→ TO BE DONE
Work through the data line by line, gathering every line that has the word "color".

※

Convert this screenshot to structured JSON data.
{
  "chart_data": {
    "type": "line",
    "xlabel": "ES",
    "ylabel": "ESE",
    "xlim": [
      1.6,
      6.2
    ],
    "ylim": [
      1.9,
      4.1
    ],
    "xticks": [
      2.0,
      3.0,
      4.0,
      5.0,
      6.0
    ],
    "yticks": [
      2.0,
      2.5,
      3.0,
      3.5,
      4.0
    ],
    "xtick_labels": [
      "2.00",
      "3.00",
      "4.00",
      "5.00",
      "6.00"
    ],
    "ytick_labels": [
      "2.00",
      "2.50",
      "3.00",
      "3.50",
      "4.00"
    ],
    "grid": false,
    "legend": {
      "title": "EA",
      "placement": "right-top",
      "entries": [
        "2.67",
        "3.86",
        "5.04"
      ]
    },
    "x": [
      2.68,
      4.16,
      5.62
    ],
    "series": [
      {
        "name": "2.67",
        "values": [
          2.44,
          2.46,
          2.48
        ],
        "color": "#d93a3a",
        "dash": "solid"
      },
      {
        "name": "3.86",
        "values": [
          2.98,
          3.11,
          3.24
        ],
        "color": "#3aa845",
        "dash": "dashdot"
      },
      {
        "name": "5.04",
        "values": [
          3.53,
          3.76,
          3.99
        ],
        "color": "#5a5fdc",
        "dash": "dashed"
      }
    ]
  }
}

※

→ TASK RESULT
        "color": "#d93a3a",
        "color": "#3aa845",
        "color": "#5a5fdc",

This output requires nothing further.